§ **Set exercise**: Write out the entries verbatim and leave the images out of the copy.

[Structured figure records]

== == ==

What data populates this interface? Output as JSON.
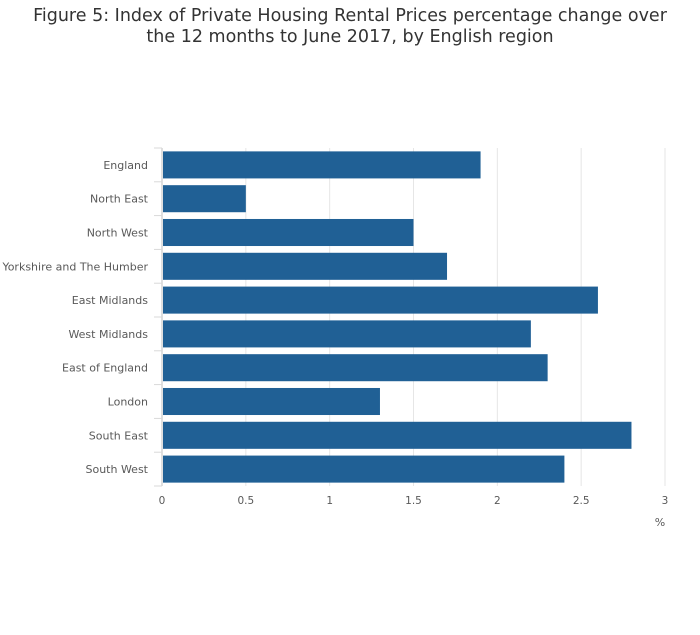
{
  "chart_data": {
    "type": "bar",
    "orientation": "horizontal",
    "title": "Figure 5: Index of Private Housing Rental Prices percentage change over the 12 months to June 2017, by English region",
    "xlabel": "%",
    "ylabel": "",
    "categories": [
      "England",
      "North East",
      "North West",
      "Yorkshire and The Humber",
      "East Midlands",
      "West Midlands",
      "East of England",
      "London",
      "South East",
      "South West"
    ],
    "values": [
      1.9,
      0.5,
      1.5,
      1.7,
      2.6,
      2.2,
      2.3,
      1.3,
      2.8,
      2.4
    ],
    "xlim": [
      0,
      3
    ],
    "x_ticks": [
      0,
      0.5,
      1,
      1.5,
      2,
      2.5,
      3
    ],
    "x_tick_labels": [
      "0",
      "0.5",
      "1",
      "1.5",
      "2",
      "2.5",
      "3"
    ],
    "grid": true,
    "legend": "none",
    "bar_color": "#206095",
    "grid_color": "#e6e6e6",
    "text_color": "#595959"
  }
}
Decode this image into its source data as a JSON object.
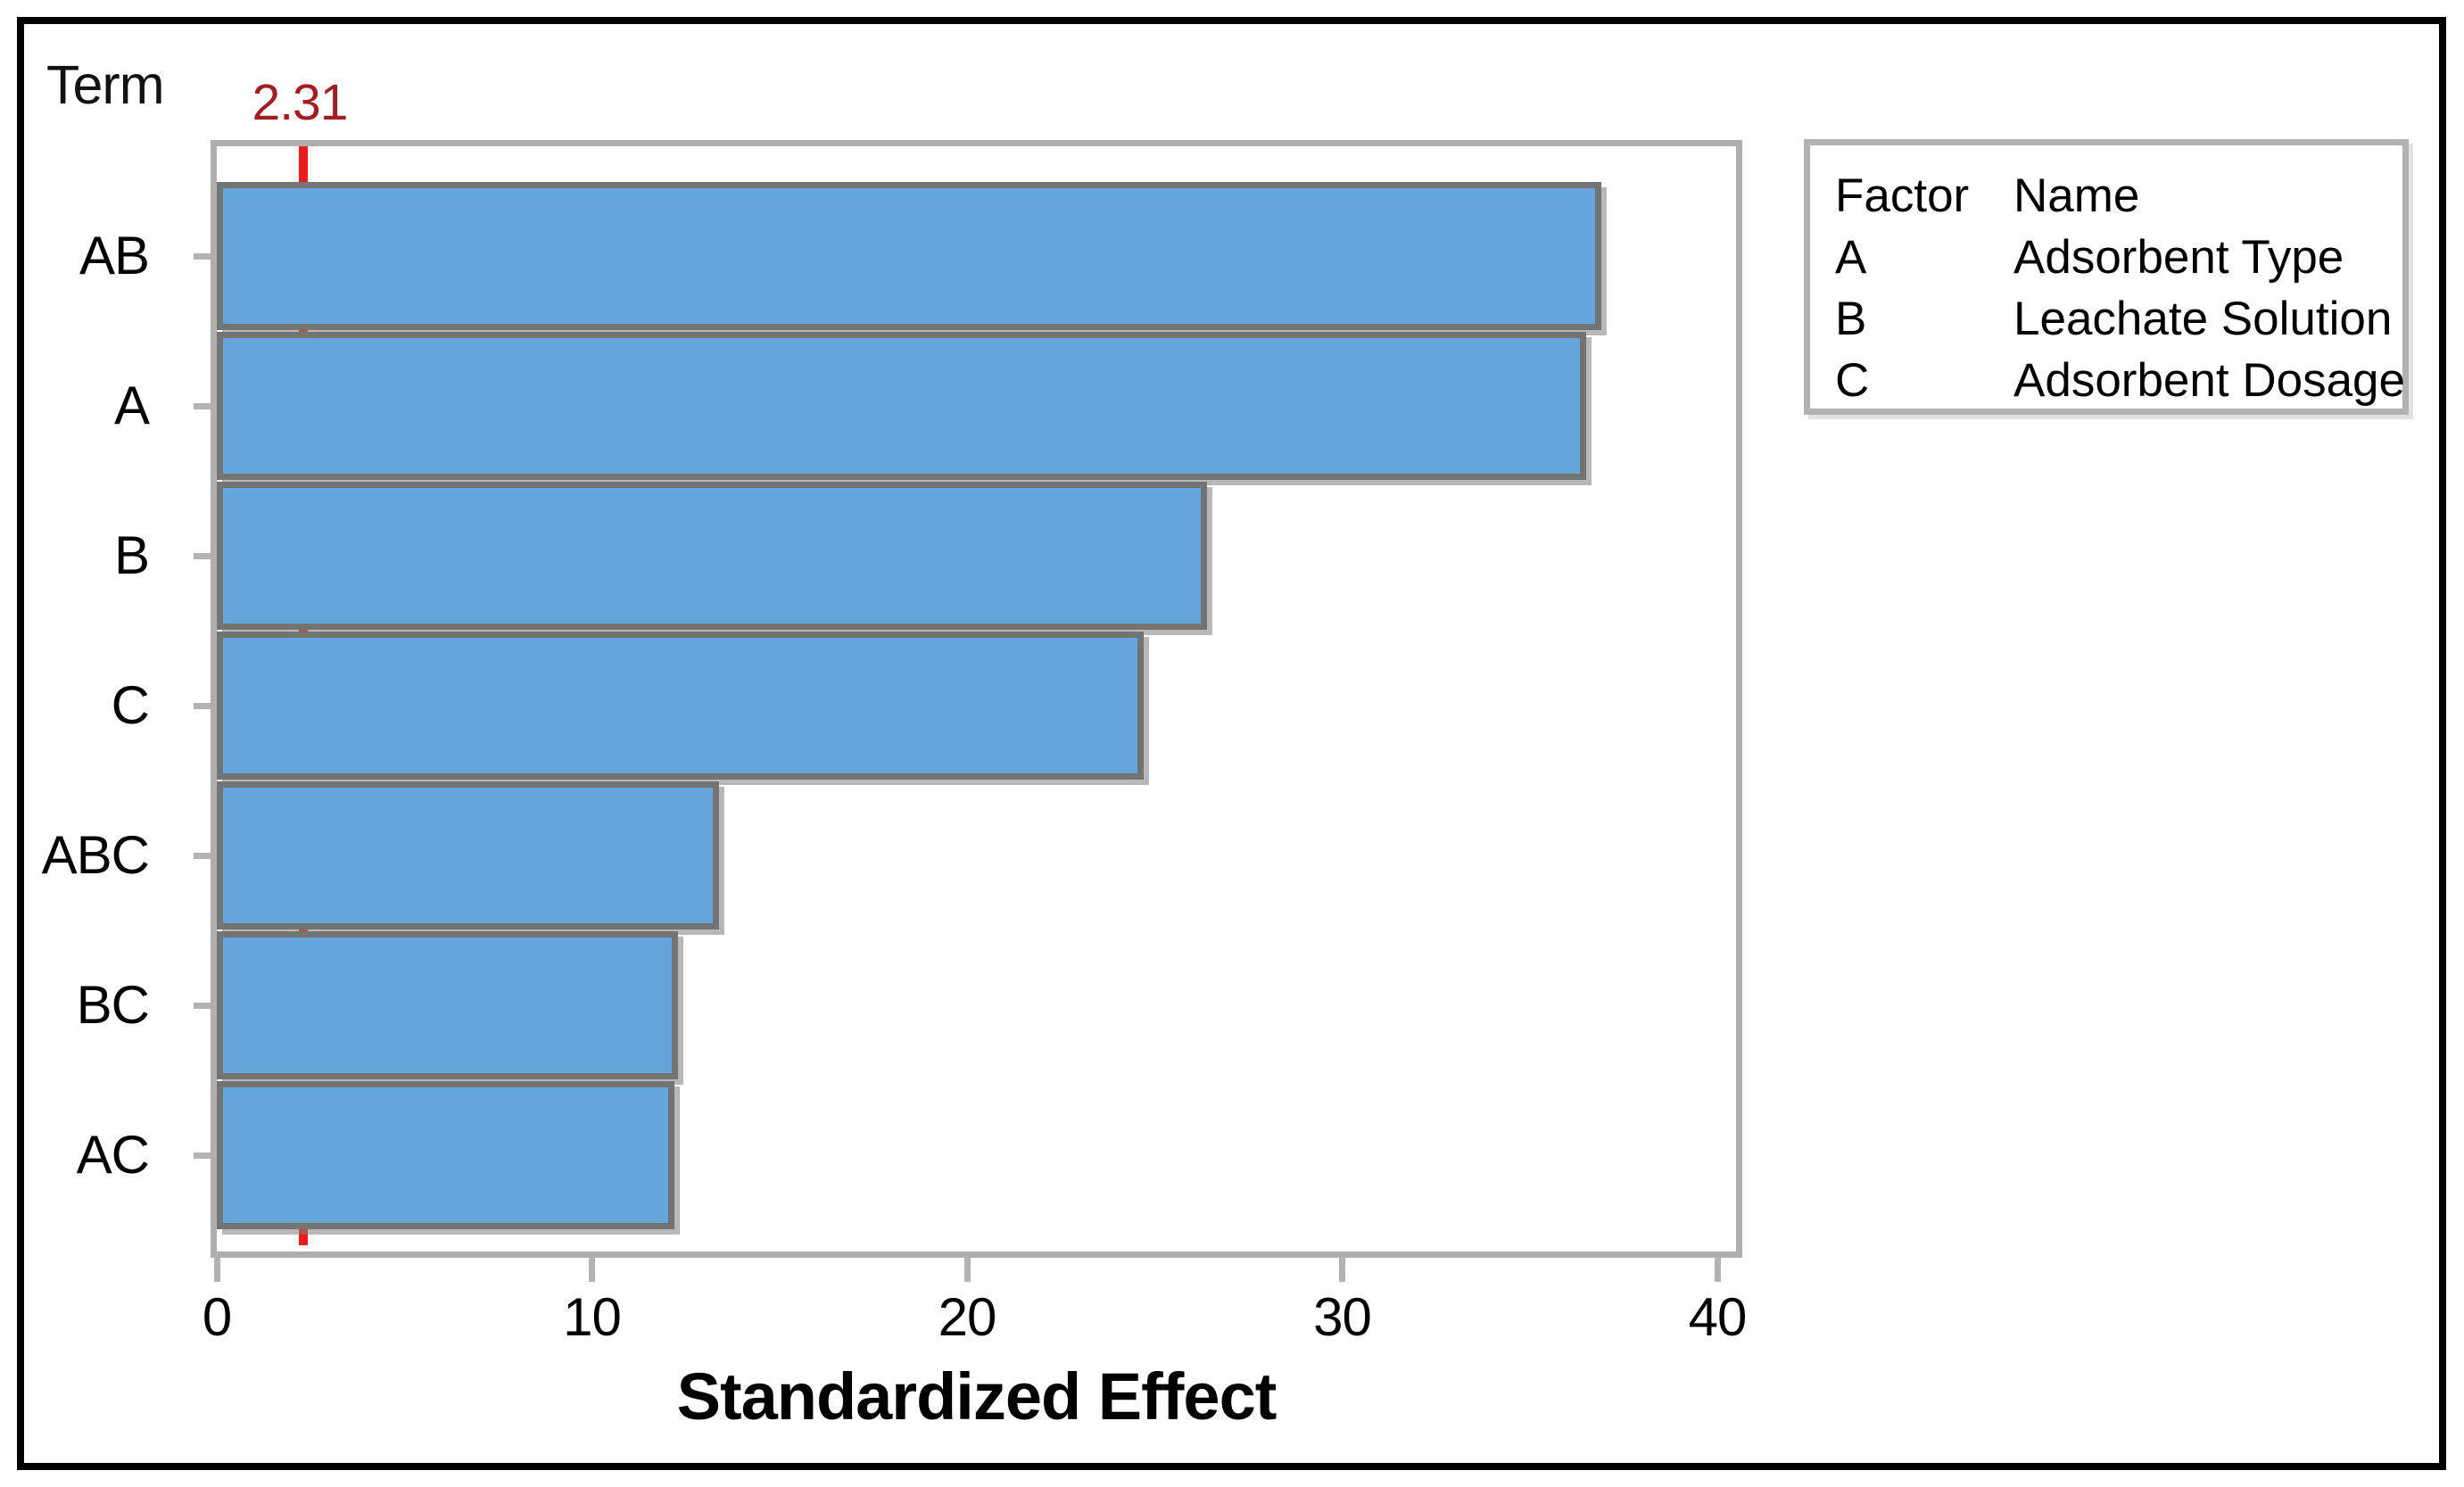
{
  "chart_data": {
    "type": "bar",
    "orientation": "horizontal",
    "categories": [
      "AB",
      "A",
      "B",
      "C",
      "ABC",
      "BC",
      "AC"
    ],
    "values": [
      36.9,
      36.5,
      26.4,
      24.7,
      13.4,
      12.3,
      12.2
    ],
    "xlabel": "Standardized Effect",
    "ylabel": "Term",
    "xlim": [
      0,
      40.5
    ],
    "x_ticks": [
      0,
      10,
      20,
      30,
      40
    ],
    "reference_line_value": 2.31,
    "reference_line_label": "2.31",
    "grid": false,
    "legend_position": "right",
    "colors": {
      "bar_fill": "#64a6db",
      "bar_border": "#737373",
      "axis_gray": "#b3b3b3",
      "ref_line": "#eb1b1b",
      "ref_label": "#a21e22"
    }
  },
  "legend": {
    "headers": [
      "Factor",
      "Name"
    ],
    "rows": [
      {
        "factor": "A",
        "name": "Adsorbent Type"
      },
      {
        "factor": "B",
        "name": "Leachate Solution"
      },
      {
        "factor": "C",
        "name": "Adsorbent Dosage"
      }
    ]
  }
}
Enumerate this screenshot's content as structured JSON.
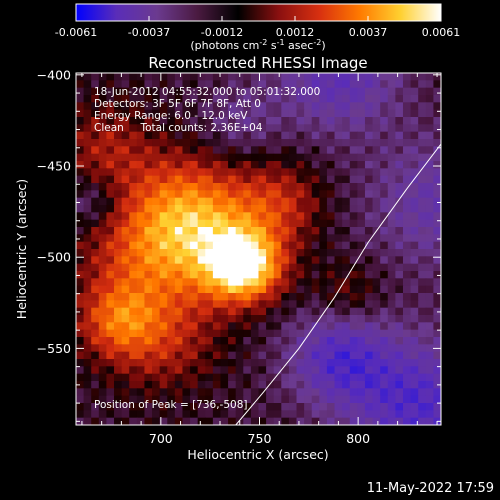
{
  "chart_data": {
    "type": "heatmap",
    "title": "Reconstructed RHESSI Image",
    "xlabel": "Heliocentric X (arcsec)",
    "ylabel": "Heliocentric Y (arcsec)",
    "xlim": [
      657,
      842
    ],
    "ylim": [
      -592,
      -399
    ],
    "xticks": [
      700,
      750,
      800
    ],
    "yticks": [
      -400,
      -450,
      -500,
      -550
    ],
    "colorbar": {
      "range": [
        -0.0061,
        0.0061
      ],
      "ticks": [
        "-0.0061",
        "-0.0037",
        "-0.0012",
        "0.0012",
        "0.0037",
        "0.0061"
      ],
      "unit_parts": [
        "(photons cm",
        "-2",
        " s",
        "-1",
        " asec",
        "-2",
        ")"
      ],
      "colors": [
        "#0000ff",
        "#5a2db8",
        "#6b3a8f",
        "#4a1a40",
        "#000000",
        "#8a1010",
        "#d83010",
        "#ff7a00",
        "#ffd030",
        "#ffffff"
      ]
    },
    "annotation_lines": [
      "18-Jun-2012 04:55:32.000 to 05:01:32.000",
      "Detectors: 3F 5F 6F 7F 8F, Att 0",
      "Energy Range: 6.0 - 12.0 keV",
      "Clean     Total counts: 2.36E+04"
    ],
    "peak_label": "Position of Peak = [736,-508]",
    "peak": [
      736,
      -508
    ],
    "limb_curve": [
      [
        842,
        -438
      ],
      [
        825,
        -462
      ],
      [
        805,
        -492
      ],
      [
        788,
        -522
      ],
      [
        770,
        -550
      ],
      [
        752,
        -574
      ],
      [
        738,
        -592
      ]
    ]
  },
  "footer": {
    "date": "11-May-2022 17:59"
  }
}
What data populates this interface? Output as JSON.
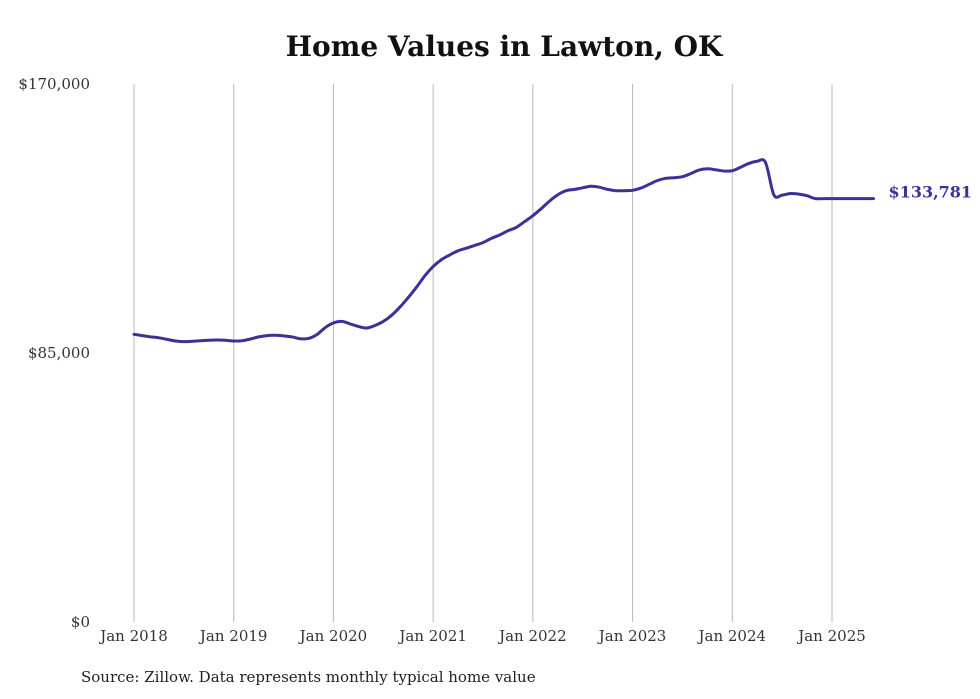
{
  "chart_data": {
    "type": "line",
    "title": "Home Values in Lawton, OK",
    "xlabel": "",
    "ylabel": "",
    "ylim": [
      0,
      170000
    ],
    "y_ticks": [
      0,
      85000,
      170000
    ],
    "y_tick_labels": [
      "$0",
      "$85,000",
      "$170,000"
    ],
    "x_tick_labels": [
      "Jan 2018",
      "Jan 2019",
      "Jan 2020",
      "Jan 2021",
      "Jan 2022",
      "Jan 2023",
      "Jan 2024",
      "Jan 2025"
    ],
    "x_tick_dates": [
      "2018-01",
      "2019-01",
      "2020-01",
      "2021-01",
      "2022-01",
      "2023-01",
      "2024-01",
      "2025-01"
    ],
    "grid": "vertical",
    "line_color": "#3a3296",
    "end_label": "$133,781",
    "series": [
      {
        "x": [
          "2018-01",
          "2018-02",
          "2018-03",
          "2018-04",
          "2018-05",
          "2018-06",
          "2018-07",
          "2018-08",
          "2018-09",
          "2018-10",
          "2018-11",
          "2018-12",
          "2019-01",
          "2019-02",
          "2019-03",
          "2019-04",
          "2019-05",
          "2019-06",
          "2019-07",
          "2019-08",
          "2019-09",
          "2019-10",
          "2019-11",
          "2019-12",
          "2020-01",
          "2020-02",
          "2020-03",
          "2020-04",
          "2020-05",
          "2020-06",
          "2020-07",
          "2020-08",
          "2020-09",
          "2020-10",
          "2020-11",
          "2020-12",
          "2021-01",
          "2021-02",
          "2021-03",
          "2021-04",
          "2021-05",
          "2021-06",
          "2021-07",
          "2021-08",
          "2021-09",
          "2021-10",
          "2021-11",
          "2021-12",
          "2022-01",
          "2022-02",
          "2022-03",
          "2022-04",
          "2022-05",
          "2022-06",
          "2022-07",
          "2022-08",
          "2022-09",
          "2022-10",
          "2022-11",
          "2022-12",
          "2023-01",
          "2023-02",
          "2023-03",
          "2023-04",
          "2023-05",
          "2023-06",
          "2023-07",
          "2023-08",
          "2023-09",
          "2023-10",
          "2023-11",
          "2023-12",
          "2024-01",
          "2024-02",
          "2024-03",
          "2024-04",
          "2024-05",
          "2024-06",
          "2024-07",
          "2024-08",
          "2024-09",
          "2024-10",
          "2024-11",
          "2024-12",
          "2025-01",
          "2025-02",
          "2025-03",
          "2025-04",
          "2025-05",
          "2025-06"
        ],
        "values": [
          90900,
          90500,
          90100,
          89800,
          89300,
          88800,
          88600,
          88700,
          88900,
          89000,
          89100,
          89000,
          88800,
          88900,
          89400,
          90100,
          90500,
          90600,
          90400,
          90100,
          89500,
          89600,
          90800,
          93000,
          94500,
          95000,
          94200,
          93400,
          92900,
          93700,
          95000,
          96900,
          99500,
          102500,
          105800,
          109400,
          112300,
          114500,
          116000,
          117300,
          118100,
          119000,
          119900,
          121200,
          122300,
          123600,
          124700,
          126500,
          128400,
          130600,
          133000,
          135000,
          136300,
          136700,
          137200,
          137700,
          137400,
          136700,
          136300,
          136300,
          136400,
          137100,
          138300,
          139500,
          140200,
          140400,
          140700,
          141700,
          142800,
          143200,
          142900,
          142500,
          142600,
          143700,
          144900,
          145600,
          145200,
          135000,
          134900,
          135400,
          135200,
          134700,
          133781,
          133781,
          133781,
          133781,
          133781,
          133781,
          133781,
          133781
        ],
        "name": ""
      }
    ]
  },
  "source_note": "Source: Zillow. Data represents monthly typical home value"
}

== == ==

§ **Solution**:
What data populates this interface? Output as JSON.
{
  "chart_data": {
    "type": "bar",
    "orientation": "horizontal",
    "title": "Figure 5: Index of Private Housing Rental Prices percentage change over the 12 months to June 2017, by English region",
    "xlabel": "%",
    "ylabel": "",
    "categories": [
      "England",
      "North East",
      "North West",
      "Yorkshire and The Humber",
      "East Midlands",
      "West Midlands",
      "East of England",
      "London",
      "South East",
      "South West"
    ],
    "values": [
      1.9,
      0.5,
      1.5,
      1.7,
      2.6,
      2.2,
      2.3,
      1.3,
      2.8,
      2.4
    ],
    "xlim": [
      0,
      3
    ],
    "x_ticks": [
      0,
      0.5,
      1,
      1.5,
      2,
      2.5,
      3
    ],
    "x_tick_labels": [
      "0",
      "0.5",
      "1",
      "1.5",
      "2",
      "2.5",
      "3"
    ],
    "grid": true,
    "legend": "none",
    "bar_color": "#206095",
    "grid_color": "#e6e6e6",
    "text_color": "#595959"
  }
}
Decode this image into its source data as a JSON object.
{
  "chart_data": {
    "type": "bar",
    "orientation": "horizontal",
    "categories": [
      "AB",
      "A",
      "B",
      "C",
      "ABC",
      "BC",
      "AC"
    ],
    "values": [
      36.9,
      36.5,
      26.4,
      24.7,
      13.4,
      12.3,
      12.2
    ],
    "xlabel": "Standardized Effect",
    "ylabel": "Term",
    "xlim": [
      0,
      40.5
    ],
    "x_ticks": [
      0,
      10,
      20,
      30,
      40
    ],
    "reference_line_value": 2.31,
    "reference_line_label": "2.31",
    "grid": false,
    "legend_position": "right",
    "colors": {
      "bar_fill": "#64a6db",
      "bar_border": "#737373",
      "axis_gray": "#b3b3b3",
      "ref_line": "#eb1b1b",
      "ref_label": "#a21e22"
    }
  },
  "legend": {
    "headers": [
      "Factor",
      "Name"
    ],
    "rows": [
      {
        "factor": "A",
        "name": "Adsorbent Type"
      },
      {
        "factor": "B",
        "name": "Leachate Solution"
      },
      {
        "factor": "C",
        "name": "Adsorbent Dosage"
      }
    ]
  }
}
Enumerate this screenshot's content as structured JSON.
{
  "chart_data": {
    "type": "heatmap",
    "title": "Reconstructed RHESSI Image",
    "xlabel": "Heliocentric X (arcsec)",
    "ylabel": "Heliocentric Y (arcsec)",
    "xlim": [
      657,
      842
    ],
    "ylim": [
      -592,
      -399
    ],
    "xticks": [
      700,
      750,
      800
    ],
    "yticks": [
      -400,
      -450,
      -500,
      -550
    ],
    "colorbar": {
      "range": [
        -0.0061,
        0.0061
      ],
      "ticks": [
        "-0.0061",
        "-0.0037",
        "-0.0012",
        "0.0012",
        "0.0037",
        "0.0061"
      ],
      "unit_parts": [
        "(photons cm",
        "-2",
        " s",
        "-1",
        " asec",
        "-2",
        ")"
      ],
      "colors": [
        "#0000ff",
        "#5a2db8",
        "#6b3a8f",
        "#4a1a40",
        "#000000",
        "#8a1010",
        "#d83010",
        "#ff7a00",
        "#ffd030",
        "#ffffff"
      ]
    },
    "annotation_lines": [
      "18-Jun-2012 04:55:32.000 to 05:01:32.000",
      "Detectors: 3F 5F 6F 7F 8F, Att 0",
      "Energy Range: 6.0 - 12.0 keV",
      "Clean     Total counts: 2.36E+04"
    ],
    "peak_label": "Position of Peak = [736,-508]",
    "peak": [
      736,
      -508
    ],
    "limb_curve": [
      [
        842,
        -438
      ],
      [
        825,
        -462
      ],
      [
        805,
        -492
      ],
      [
        788,
        -522
      ],
      [
        770,
        -550
      ],
      [
        752,
        -574
      ],
      [
        738,
        -592
      ]
    ]
  },
  "footer": {
    "date": "11-May-2022 17:59"
  }
}
What data populates this interface? Output as JSON.
{
  "chart_data": {
    "type": "line",
    "title": "Home Values in Lawton, OK",
    "xlabel": "",
    "ylabel": "",
    "ylim": [
      0,
      170000
    ],
    "y_ticks": [
      0,
      85000,
      170000
    ],
    "y_tick_labels": [
      "$0",
      "$85,000",
      "$170,000"
    ],
    "x_tick_labels": [
      "Jan 2018",
      "Jan 2019",
      "Jan 2020",
      "Jan 2021",
      "Jan 2022",
      "Jan 2023",
      "Jan 2024",
      "Jan 2025"
    ],
    "x_tick_dates": [
      "2018-01",
      "2019-01",
      "2020-01",
      "2021-01",
      "2022-01",
      "2023-01",
      "2024-01",
      "2025-01"
    ],
    "grid": "vertical",
    "line_color": "#3a3296",
    "end_label": "$133,781",
    "series": [
      {
        "x": [
          "2018-01",
          "2018-02",
          "2018-03",
          "2018-04",
          "2018-05",
          "2018-06",
          "2018-07",
          "2018-08",
          "2018-09",
          "2018-10",
          "2018-11",
          "2018-12",
          "2019-01",
          "2019-02",
          "2019-03",
          "2019-04",
          "2019-05",
          "2019-06",
          "2019-07",
          "2019-08",
          "2019-09",
          "2019-10",
          "2019-11",
          "2019-12",
          "2020-01",
          "2020-02",
          "2020-03",
          "2020-04",
          "2020-05",
          "2020-06",
          "2020-07",
          "2020-08",
          "2020-09",
          "2020-10",
          "2020-11",
          "2020-12",
          "2021-01",
          "2021-02",
          "2021-03",
          "2021-04",
          "2021-05",
          "2021-06",
          "2021-07",
          "2021-08",
          "2021-09",
          "2021-10",
          "2021-11",
          "2021-12",
          "2022-01",
          "2022-02",
          "2022-03",
          "2022-04",
          "2022-05",
          "2022-06",
          "2022-07",
          "2022-08",
          "2022-09",
          "2022-10",
          "2022-11",
          "2022-12",
          "2023-01",
          "2023-02",
          "2023-03",
          "2023-04",
          "2023-05",
          "2023-06",
          "2023-07",
          "2023-08",
          "2023-09",
          "2023-10",
          "2023-11",
          "2023-12",
          "2024-01",
          "2024-02",
          "2024-03",
          "2024-04",
          "2024-05",
          "2024-06",
          "2024-07",
          "2024-08",
          "2024-09",
          "2024-10",
          "2024-11",
          "2024-12",
          "2025-01",
          "2025-02",
          "2025-03",
          "2025-04",
          "2025-05",
          "2025-06"
        ],
        "values": [
          90900,
          90500,
          90100,
          89800,
          89300,
          88800,
          88600,
          88700,
          88900,
          89000,
          89100,
          89000,
          88800,
          88900,
          89400,
          90100,
          90500,
          90600,
          90400,
          90100,
          89500,
          89600,
          90800,
          93000,
          94500,
          95000,
          94200,
          93400,
          92900,
          93700,
          95000,
          96900,
          99500,
          102500,
          105800,
          109400,
          112300,
          114500,
          116000,
          117300,
          118100,
          119000,
          119900,
          121200,
          122300,
          123600,
          124700,
          126500,
          128400,
          130600,
          133000,
          135000,
          136300,
          136700,
          137200,
          137700,
          137400,
          136700,
          136300,
          136300,
          136400,
          137100,
          138300,
          139500,
          140200,
          140400,
          140700,
          141700,
          142800,
          143200,
          142900,
          142500,
          142600,
          143700,
          144900,
          145600,
          145200,
          135000,
          134900,
          135400,
          135200,
          134700,
          133781,
          133781,
          133781,
          133781,
          133781,
          133781,
          133781,
          133781
        ],
        "name": ""
      }
    ]
  },
  "source_note": "Source: Zillow. Data represents monthly typical home value"
}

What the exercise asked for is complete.